> [PROBLEM TO WORK ON] Find the lines holding the word "data" and collect them.

----

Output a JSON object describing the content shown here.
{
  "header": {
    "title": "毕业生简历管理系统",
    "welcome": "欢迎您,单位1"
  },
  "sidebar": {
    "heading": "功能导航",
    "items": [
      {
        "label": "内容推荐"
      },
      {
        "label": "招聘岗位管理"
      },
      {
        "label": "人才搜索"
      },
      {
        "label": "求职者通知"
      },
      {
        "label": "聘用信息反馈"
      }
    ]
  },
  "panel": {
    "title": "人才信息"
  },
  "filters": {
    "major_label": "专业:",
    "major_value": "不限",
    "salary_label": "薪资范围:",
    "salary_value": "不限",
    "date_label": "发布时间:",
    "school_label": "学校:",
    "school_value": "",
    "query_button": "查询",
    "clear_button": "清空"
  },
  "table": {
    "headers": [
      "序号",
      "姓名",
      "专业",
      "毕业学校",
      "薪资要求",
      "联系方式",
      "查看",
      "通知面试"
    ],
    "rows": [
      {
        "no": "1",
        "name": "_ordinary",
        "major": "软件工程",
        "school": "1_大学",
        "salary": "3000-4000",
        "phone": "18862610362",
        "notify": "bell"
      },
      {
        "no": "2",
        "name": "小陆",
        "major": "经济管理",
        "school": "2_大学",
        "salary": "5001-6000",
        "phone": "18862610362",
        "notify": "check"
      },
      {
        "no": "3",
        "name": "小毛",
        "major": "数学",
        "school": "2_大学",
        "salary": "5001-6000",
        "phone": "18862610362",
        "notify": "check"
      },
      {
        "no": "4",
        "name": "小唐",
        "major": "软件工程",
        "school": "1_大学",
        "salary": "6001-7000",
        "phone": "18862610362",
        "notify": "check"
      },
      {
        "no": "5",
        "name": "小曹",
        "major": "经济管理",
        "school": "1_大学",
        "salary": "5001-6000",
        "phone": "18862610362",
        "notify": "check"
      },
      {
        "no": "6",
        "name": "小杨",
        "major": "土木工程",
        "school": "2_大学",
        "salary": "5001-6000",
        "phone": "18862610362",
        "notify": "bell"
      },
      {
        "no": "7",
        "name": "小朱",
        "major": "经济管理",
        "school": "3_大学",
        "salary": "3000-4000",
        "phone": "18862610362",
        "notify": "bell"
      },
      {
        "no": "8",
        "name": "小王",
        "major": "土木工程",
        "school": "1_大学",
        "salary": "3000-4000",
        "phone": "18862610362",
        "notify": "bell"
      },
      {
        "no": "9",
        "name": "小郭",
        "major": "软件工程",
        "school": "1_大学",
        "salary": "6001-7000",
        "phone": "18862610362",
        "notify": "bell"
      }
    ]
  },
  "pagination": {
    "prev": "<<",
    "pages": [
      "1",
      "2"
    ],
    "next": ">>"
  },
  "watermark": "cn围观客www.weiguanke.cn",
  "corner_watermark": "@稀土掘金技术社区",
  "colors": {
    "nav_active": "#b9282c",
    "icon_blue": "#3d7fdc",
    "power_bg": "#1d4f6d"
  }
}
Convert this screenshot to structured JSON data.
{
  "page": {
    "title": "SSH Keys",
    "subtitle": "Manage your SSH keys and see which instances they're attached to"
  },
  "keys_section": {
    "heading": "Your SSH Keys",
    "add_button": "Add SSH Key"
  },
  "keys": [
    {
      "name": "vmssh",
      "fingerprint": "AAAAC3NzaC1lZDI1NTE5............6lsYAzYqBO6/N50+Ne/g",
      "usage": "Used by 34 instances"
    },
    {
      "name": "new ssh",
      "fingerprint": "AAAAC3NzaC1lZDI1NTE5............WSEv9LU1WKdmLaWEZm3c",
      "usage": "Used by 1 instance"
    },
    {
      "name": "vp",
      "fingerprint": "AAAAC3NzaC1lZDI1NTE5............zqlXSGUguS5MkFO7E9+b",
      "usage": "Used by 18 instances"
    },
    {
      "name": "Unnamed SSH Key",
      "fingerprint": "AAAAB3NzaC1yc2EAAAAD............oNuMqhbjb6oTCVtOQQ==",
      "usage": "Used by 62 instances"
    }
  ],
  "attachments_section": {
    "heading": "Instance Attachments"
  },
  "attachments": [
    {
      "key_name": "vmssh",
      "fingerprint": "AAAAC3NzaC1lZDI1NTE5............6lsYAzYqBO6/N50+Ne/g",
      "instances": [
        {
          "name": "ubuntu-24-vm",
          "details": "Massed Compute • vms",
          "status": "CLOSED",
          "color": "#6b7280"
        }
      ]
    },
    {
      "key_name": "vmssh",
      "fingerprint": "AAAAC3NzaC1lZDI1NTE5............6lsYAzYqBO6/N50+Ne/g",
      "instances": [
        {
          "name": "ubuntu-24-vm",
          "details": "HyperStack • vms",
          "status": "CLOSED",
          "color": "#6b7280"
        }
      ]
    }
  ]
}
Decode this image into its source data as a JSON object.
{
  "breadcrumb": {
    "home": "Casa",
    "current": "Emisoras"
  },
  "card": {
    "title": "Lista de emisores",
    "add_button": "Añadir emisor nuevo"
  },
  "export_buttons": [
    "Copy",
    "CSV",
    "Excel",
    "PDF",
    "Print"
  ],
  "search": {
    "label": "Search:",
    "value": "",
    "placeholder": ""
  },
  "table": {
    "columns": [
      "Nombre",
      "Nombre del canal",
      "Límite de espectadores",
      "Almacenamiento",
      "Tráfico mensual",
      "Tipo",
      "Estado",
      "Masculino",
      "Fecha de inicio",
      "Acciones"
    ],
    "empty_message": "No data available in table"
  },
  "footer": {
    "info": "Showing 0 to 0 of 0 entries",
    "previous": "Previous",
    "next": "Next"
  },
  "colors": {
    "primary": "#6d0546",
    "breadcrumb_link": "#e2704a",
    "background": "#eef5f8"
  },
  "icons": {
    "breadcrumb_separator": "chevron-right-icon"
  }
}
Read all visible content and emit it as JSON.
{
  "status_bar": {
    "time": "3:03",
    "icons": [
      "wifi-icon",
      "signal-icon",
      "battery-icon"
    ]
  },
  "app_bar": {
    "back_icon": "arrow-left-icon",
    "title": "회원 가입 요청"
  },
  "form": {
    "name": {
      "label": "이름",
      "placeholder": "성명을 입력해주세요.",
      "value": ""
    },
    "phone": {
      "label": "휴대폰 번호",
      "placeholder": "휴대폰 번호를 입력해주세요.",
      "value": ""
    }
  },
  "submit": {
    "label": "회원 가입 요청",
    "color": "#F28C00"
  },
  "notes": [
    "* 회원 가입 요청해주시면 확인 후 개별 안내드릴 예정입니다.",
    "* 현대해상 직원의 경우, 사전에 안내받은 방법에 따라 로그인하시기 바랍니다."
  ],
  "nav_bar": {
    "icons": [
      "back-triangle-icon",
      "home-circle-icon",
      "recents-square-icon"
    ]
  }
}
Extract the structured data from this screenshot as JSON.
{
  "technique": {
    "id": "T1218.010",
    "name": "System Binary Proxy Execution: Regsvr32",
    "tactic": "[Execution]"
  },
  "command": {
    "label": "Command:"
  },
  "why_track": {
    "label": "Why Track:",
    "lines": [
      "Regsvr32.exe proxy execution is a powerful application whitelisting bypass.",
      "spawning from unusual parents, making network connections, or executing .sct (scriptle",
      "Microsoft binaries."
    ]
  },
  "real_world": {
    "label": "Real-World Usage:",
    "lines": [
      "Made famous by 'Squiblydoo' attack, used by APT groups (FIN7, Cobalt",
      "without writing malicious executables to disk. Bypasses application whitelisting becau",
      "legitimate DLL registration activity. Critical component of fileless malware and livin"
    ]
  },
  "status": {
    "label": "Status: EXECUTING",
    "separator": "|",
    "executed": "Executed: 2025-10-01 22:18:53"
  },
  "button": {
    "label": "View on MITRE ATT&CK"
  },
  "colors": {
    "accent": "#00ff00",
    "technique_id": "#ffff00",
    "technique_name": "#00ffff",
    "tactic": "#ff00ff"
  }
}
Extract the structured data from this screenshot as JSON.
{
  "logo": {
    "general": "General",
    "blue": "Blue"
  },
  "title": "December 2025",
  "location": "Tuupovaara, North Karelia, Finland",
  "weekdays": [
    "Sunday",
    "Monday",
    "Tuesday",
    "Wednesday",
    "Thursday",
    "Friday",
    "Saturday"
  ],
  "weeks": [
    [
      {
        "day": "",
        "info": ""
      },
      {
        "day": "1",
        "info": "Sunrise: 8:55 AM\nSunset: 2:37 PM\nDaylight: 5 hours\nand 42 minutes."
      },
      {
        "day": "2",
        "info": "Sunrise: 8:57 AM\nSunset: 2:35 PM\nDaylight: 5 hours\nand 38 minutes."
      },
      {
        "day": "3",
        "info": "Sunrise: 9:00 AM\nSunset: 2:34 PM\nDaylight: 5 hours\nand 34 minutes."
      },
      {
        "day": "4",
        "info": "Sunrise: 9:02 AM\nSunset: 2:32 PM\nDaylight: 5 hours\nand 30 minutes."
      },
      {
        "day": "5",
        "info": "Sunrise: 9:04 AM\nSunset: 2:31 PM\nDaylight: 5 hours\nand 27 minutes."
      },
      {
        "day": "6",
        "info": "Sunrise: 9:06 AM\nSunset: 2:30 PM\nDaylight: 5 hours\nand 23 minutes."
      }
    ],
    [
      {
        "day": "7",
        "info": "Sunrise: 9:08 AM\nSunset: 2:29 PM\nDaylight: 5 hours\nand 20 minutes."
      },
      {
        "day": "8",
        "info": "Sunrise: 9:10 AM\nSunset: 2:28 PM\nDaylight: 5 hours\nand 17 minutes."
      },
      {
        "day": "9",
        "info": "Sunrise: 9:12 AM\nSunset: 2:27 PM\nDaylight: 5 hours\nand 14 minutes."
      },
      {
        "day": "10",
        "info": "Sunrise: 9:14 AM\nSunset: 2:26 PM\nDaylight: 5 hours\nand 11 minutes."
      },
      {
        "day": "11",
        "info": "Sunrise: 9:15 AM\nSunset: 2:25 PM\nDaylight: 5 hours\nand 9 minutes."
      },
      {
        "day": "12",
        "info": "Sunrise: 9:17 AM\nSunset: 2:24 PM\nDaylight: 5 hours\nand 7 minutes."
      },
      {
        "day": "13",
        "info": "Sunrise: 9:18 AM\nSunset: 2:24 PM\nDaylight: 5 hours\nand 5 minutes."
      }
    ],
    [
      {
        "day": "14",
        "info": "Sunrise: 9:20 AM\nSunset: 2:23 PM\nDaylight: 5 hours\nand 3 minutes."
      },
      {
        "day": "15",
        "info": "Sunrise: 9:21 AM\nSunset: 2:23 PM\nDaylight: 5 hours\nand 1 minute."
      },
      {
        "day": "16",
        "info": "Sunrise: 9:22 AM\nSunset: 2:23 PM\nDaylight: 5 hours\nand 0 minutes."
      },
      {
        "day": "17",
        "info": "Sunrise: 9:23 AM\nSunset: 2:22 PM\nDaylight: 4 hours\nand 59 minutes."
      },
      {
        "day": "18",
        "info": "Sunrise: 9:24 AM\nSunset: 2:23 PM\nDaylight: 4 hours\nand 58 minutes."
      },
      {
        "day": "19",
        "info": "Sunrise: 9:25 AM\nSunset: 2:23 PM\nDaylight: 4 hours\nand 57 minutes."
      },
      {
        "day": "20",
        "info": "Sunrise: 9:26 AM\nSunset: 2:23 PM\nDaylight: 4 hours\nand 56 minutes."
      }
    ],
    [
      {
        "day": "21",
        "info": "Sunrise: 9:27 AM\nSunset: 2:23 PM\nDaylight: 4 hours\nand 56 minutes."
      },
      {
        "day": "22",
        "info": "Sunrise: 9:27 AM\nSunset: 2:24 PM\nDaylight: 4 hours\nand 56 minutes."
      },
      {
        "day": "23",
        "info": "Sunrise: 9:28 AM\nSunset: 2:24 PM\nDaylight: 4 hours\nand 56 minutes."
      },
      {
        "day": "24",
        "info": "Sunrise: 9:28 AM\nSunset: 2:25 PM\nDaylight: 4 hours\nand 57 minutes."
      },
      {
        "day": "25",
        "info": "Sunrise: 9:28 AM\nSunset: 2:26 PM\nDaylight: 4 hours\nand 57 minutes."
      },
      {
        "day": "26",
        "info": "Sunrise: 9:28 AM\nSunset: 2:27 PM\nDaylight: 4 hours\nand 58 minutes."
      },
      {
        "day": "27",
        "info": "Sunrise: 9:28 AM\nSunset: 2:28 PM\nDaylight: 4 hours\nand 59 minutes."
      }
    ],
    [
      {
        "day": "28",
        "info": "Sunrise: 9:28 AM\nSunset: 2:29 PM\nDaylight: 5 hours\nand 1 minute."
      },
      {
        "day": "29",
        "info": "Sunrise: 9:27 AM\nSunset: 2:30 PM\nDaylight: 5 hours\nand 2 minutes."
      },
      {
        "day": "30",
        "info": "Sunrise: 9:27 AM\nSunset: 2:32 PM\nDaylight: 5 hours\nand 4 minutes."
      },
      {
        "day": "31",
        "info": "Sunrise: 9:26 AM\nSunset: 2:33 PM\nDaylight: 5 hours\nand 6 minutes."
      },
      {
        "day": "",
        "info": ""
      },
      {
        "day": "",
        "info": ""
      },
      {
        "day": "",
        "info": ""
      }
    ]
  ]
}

----

> [CORRECT OUTPUT]
Convert this screenshot to structured JSON data.
Decode this image into its source data as a JSON object.
    "empty_message": "No data available in table"
Extract the structured data from this screenshot as JSON.
Extract the structured data from this screenshot as JSON.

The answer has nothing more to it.